▸ Stated exercise: In the listing below, pick out lines with "долить".
── Material provided
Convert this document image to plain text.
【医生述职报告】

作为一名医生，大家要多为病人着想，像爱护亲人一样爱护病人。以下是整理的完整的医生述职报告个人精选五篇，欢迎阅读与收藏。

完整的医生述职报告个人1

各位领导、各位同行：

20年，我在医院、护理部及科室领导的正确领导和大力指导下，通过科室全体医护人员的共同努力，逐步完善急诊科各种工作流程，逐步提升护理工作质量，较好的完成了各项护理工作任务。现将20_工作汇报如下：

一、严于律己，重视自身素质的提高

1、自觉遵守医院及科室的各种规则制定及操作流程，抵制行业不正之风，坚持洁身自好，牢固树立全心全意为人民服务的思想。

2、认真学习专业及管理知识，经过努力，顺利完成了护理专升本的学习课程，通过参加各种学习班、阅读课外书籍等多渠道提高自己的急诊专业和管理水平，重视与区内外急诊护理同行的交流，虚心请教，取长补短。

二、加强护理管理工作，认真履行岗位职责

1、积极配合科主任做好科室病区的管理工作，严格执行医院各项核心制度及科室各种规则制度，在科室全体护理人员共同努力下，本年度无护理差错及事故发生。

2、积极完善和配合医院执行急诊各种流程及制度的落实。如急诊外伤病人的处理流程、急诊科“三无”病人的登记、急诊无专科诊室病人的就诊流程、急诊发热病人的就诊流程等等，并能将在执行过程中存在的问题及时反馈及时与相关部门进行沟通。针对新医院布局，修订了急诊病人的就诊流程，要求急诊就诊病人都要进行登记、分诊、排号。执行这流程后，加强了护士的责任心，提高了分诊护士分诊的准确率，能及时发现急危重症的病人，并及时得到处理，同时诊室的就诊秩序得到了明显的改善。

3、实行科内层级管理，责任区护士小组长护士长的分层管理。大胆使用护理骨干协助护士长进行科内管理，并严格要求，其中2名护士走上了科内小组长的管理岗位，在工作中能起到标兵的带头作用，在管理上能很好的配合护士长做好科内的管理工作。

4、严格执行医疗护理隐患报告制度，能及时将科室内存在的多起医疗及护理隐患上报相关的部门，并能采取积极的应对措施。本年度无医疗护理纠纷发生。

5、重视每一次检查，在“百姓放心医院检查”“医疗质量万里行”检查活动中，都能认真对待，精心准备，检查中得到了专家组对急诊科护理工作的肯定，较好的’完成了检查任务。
────
── Material provided
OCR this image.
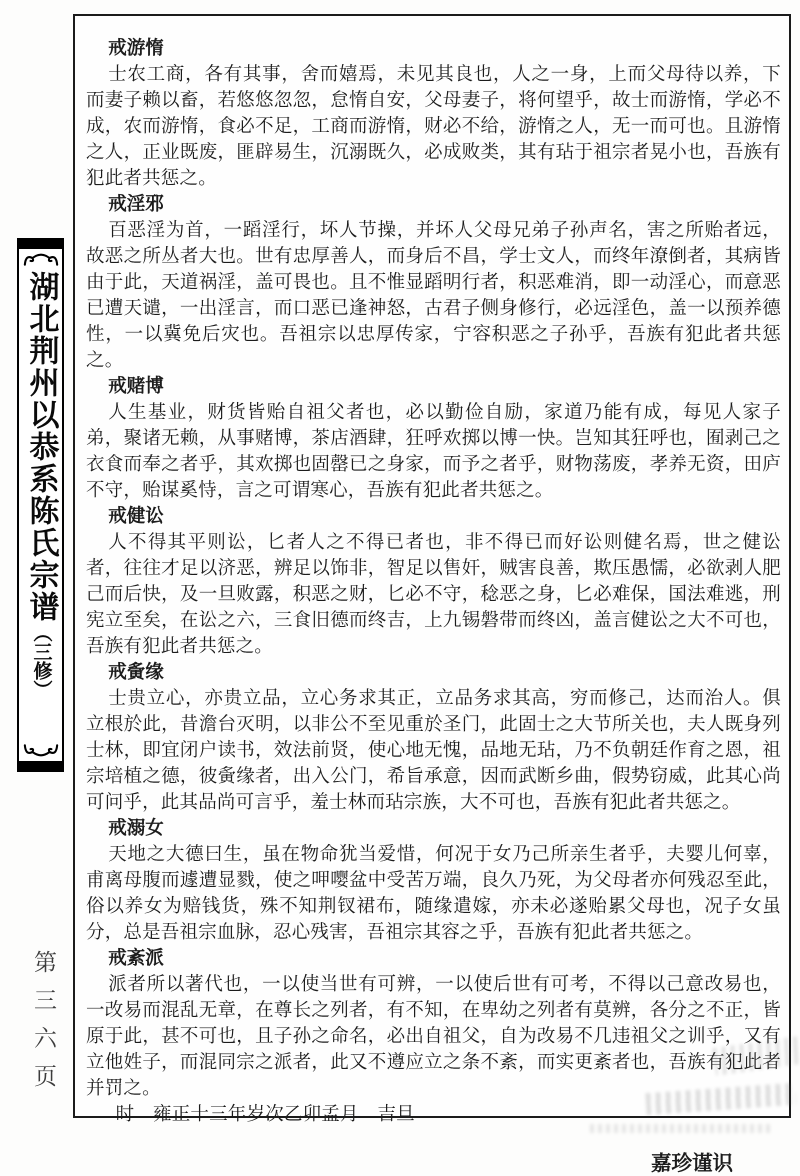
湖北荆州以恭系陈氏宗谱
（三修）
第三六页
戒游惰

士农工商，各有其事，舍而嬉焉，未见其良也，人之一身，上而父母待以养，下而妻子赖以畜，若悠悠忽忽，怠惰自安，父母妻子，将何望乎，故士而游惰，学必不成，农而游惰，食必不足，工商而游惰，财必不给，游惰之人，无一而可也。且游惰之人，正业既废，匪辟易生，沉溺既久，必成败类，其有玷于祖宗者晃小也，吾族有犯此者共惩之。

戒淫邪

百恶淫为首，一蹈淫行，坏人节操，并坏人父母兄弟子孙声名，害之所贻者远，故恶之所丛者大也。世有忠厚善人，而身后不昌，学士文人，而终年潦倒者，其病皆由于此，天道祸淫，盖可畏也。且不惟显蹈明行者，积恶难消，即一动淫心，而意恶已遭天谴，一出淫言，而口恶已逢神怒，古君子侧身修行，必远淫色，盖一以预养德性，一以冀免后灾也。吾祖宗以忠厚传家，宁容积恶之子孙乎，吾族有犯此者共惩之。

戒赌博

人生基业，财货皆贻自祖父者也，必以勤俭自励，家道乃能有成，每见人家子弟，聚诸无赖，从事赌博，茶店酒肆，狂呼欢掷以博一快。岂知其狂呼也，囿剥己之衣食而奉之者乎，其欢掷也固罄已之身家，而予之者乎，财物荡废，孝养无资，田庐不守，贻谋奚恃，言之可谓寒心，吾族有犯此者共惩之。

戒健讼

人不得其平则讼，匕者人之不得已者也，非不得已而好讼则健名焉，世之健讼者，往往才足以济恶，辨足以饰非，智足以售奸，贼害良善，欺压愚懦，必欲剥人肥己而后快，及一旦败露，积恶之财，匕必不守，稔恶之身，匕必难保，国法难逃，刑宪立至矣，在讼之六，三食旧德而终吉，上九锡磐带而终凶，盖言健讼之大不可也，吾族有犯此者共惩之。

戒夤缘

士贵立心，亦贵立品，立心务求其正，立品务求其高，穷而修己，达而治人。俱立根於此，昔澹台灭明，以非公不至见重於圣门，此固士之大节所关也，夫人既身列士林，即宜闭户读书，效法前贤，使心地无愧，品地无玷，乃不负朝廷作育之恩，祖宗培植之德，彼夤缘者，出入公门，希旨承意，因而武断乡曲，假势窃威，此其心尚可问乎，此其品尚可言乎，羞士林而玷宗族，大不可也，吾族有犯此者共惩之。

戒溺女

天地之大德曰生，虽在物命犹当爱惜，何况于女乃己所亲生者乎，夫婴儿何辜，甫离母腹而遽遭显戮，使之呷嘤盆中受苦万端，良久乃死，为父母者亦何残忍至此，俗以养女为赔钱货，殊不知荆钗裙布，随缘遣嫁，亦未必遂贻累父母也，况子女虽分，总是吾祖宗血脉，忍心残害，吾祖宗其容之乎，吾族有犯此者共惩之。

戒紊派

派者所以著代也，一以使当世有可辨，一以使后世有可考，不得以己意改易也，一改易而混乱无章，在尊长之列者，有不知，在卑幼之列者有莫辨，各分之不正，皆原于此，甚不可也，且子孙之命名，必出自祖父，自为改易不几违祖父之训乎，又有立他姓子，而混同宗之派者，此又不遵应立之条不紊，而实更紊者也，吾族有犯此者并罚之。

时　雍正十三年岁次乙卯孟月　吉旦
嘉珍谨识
────
── Material provided
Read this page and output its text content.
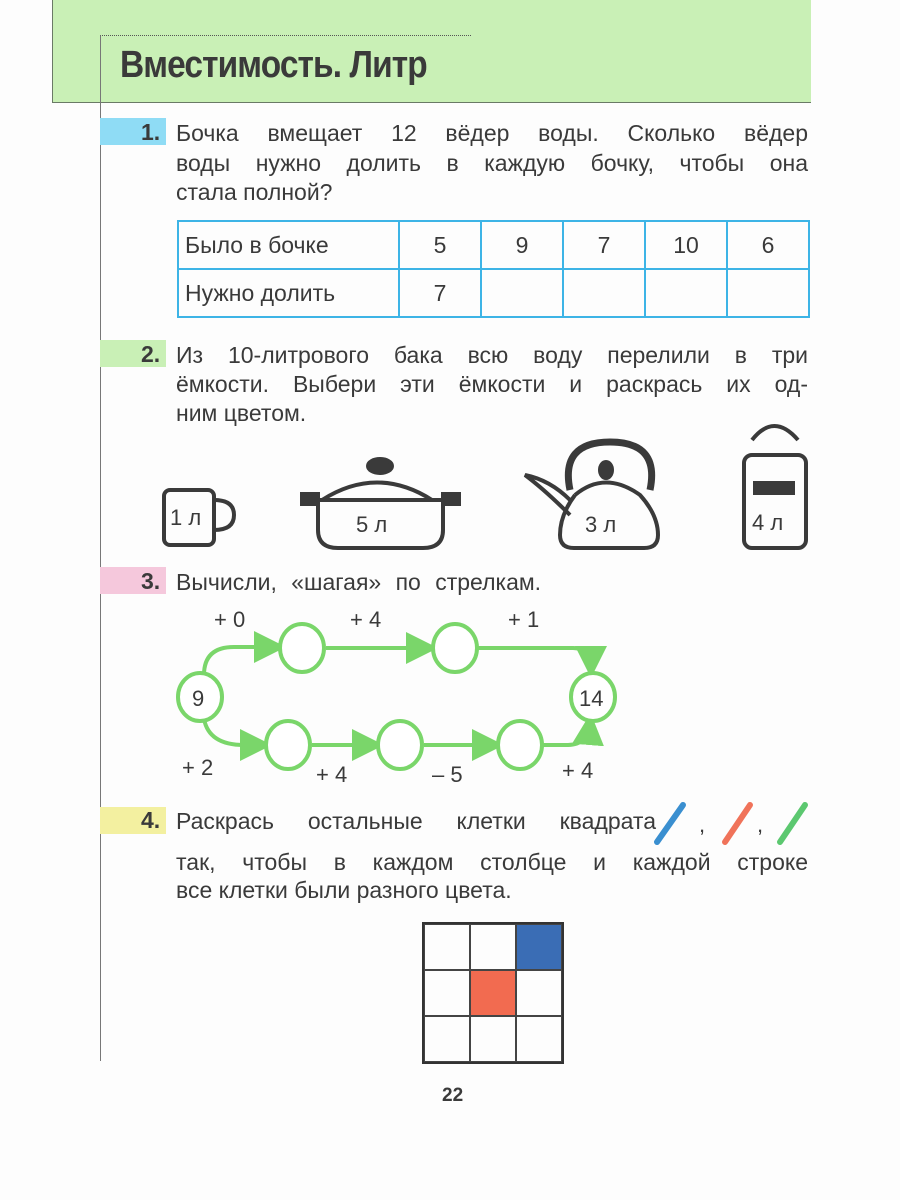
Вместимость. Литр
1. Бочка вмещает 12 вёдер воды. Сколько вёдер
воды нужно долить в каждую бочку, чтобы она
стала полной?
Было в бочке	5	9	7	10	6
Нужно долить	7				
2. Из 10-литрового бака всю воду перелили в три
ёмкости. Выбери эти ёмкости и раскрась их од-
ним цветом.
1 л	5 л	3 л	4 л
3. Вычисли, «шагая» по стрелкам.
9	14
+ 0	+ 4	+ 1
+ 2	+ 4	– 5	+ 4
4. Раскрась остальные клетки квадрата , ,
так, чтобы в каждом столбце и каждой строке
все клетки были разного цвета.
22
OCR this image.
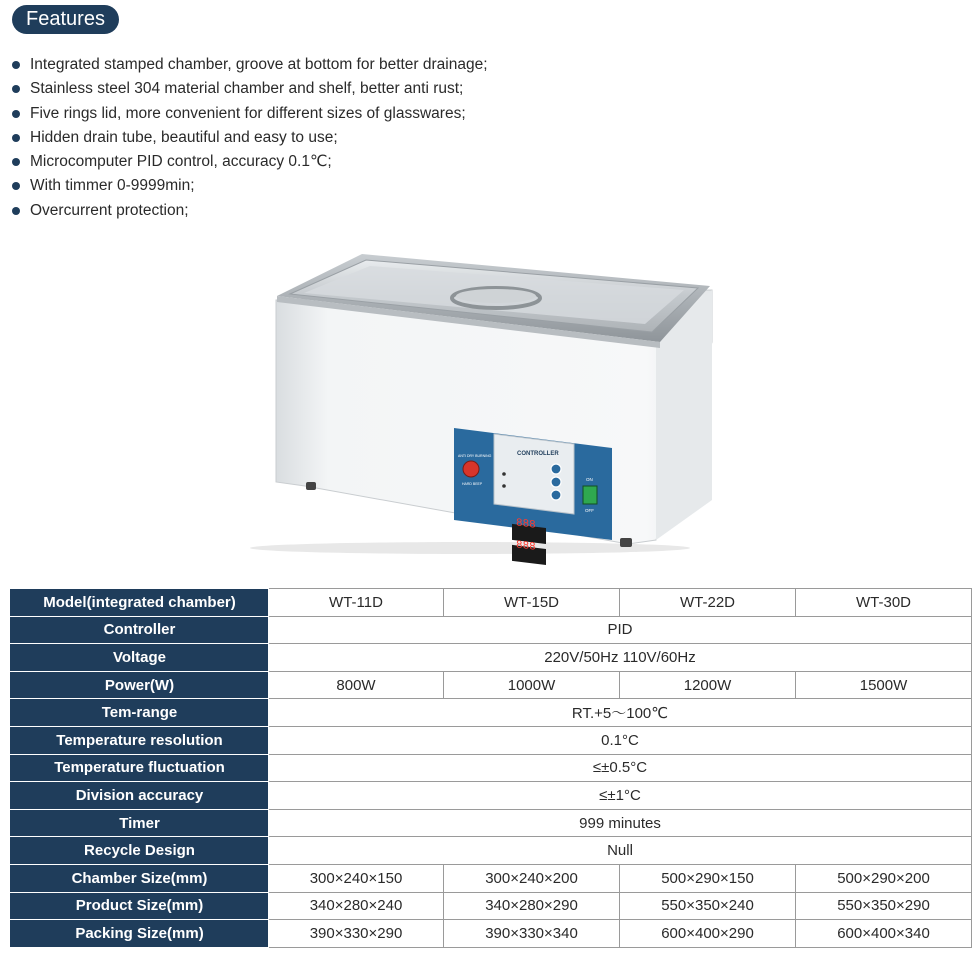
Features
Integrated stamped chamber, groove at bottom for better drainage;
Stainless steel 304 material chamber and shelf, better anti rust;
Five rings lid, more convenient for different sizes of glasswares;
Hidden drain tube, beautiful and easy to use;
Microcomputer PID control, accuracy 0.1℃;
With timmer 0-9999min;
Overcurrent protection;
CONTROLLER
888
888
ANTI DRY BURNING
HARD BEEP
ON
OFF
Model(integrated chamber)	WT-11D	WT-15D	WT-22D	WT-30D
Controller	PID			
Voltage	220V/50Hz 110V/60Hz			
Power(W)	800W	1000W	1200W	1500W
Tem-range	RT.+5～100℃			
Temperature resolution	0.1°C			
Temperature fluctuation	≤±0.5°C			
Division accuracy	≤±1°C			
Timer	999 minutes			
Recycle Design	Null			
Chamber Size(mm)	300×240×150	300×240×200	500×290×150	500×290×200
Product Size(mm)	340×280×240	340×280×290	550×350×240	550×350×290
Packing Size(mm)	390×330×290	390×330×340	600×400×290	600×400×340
────
▸ Completed exercise:
воды нужно долить в каждую бочку, чтобы она
Нужно долить	7				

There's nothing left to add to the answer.